● Material for the task:
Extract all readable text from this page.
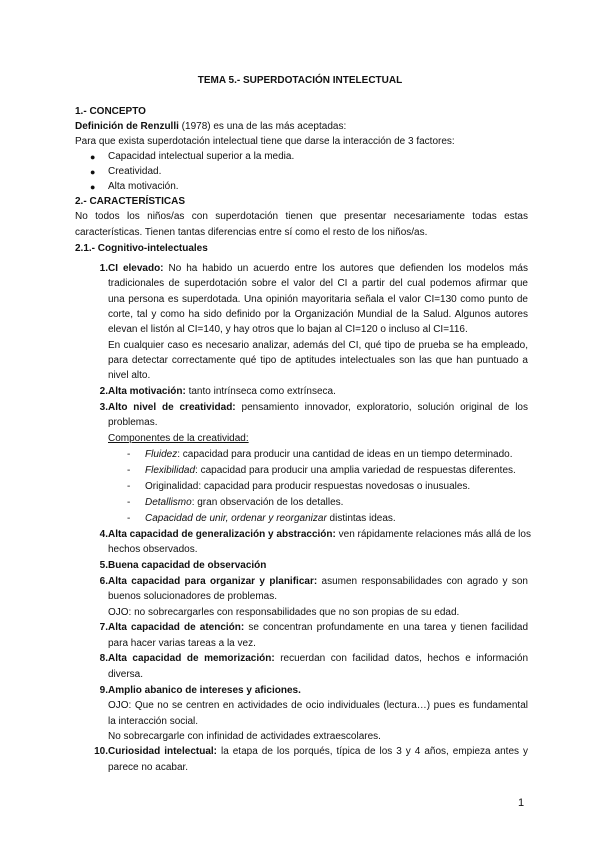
TEMA 5.- SUPERDOTACIÓN INTELECTUAL
1.- CONCEPTO
Definición de Renzulli (1978) es una de las más aceptadas:
Para que exista superdotación intelectual tiene que darse la interacción de 3 factores:
● Capacidad intelectual superior a la media.
● Creatividad.
● Alta motivación.
2.- CARACTERÍSTICAS
No todos los niños/as con superdotación tienen que presentar necesariamente todas estas
características. Tienen tantas diferencias entre sí como el resto de los niños/as.
2.1.- Cognitivo-intelectuales
1. CI elevado: No ha habido un acuerdo entre los autores que defienden los modelos más
tradicionales de superdotación sobre el valor del CI a partir del cual podemos afirmar que
una persona es superdotada. Una opinión mayoritaria señala el valor CI=130 como punto de
corte, tal y como ha sido definido por la Organización Mundial de la Salud. Algunos autores
elevan el listón al CI=140, y hay otros que lo bajan al CI=120 o incluso al CI=116.
En cualquier caso es necesario analizar, además del CI, qué tipo de prueba se ha empleado,
para detectar correctamente qué tipo de aptitudes intelectuales son las que han puntuado a
nivel alto.
2. Alta motivación: tanto intrínseca como extrínseca.
3. Alto nivel de creatividad: pensamiento innovador, exploratorio, solución original de los
problemas.
Componentes de la creatividad:
- Fluidez: capacidad para producir una cantidad de ideas en un tiempo determinado.
- Flexibilidad: capacidad para producir una amplia variedad de respuestas diferentes.
- Originalidad: capacidad para producir respuestas novedosas o inusuales.
- Detallismo: gran observación de los detalles.
- Capacidad de unir, ordenar y reorganizar distintas ideas.
4. Alta capacidad de generalización y abstracción: ven rápidamente relaciones más allá de los
hechos observados.
5. Buena capacidad de observación
6. Alta capacidad para organizar y planificar: asumen responsabilidades con agrado y son
buenos solucionadores de problemas.
OJO: no sobrecargarles con responsabilidades que no son propias de su edad.
7. Alta capacidad de atención: se concentran profundamente en una tarea y tienen facilidad
para hacer varias tareas a la vez.
8. Alta capacidad de memorización: recuerdan con facilidad datos, hechos e información
diversa.
9. Amplio abanico de intereses y aficiones.
OJO: Que no se centren en actividades de ocio individuales (lectura…) pues es fundamental
la interacción social.
No sobrecargarle con infinidad de actividades extraescolares.
10. Curiosidad intelectual: la etapa de los porqués, típica de los 3 y 4 años, empieza antes y
parece no acabar.
1
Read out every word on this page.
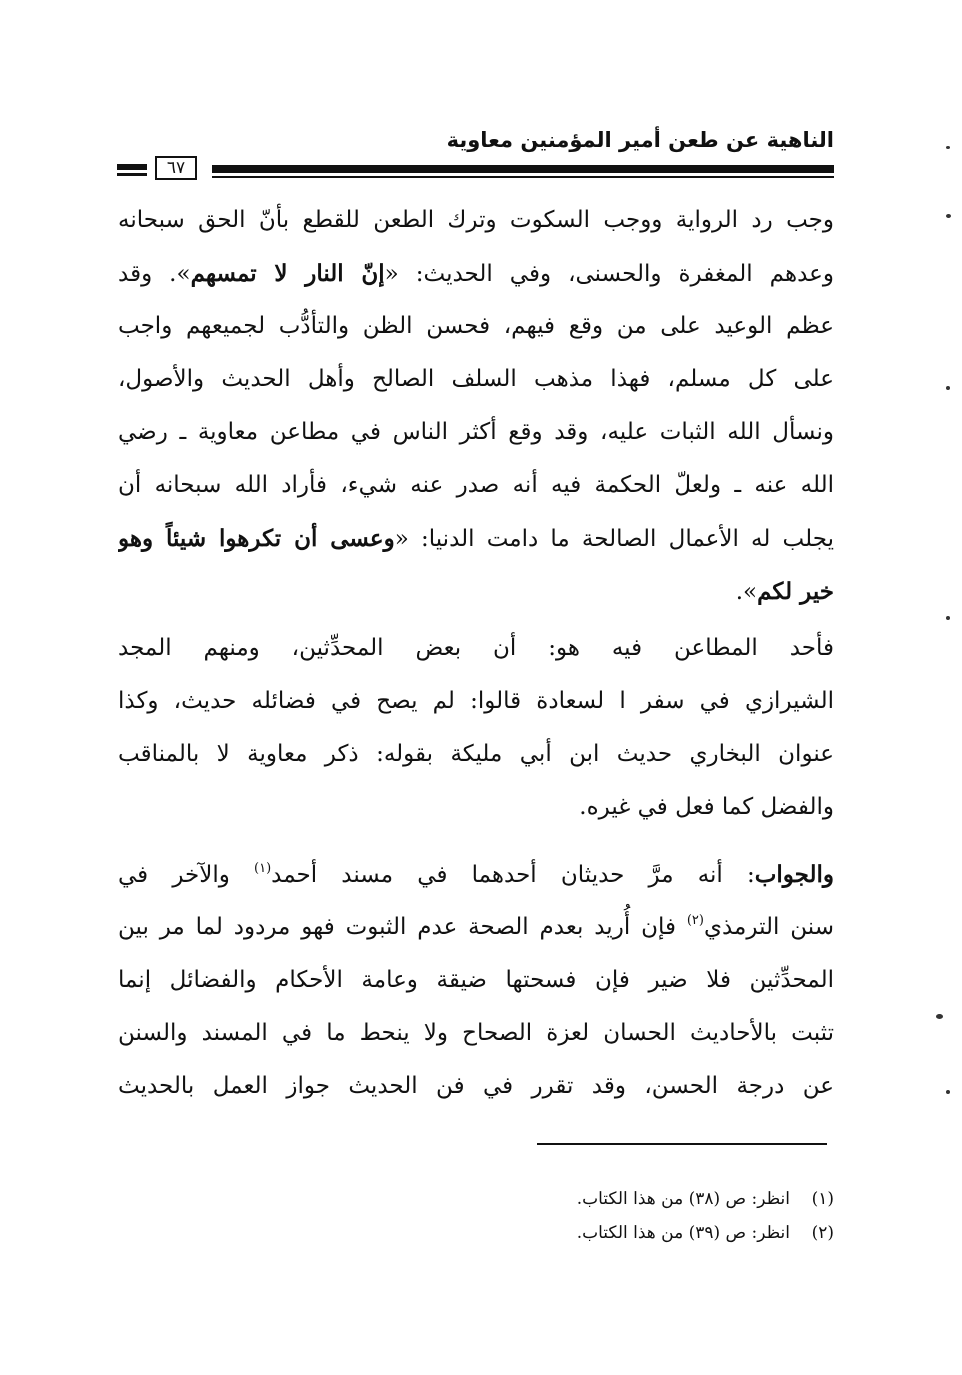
الناهية عن طعن أمير المؤمنين معاوية
٦٧
وجب رد الرواية ووجب السكوت وترك الطعن للقطع بأنّ الحق سبحانه
وعدهم المغفرة والحسنى، وفي الحديث: «إنّ النار لا تمسهم». وقد
عظم الوعيد على من وقع فيهم، فحسن الظن والتأدُّب لجميعهم واجب
على كل مسلم، فهذا مذهب السلف الصالح وأهل الحديث والأصول،
ونسأل الله الثبات عليه، وقد وقع أكثر الناس في مطاعن معاوية ـ رضي
الله عنه ـ ولعلّ الحكمة فيه أنه صدر عنه شيء، فأراد الله سبحانه أن
يجلب له الأعمال الصالحة ما دامت الدنيا: «وعسى أن تكرهوا شيئاً وهو
خير لكم».
فأحد المطاعن فيه هو: أن بعض المحدِّثين، ومنهم المجد
الشيرازي في سفر ا لسعادة قالوا: لم يصح في فضائله حديث، وكذا
عنوان البخاري حديث ابن أبي مليكة بقوله: ذكر معاوية لا بالمناقب
والفضل كما فعل في غيره.
والجواب: أنه مرَّ حديثان أحدهما في مسند أحمد$^{(١)}$ والآخر في
سنن الترمذي$^{(٢)}$ فإن أُريد بعدم الصحة عدم الثبوت فهو مردود لما مر بين
المحدِّثين فلا ضير فإن فسحتها ضيقة وعامة الأحكام والفضائل إنما
تثبت بالأحاديث الحسان لعزة الصحاح ولا ينحط ما في المسند والسنن
عن درجة الحسن، وقد تقرر في فن الحديث جواز العمل بالحديث
(١)انظر: ص (٣٨) من هذا الكتاب.
(٢)انظر: ص (٣٩) من هذا الكتاب.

● Work required:
Gather every line from the listing above in which the word "como" appears.

● Full response:
características. Tienen tantas diferencias entre sí como el resto de los niños/as.
una persona es superdotada. Una opinión mayoritaria señala el valor CI=130 como punto de
corte, tal y como ha sido definido por la Organización Mundial de la Salud. Algunos autores
2. Alta motivación: tanto intrínseca como extrínseca.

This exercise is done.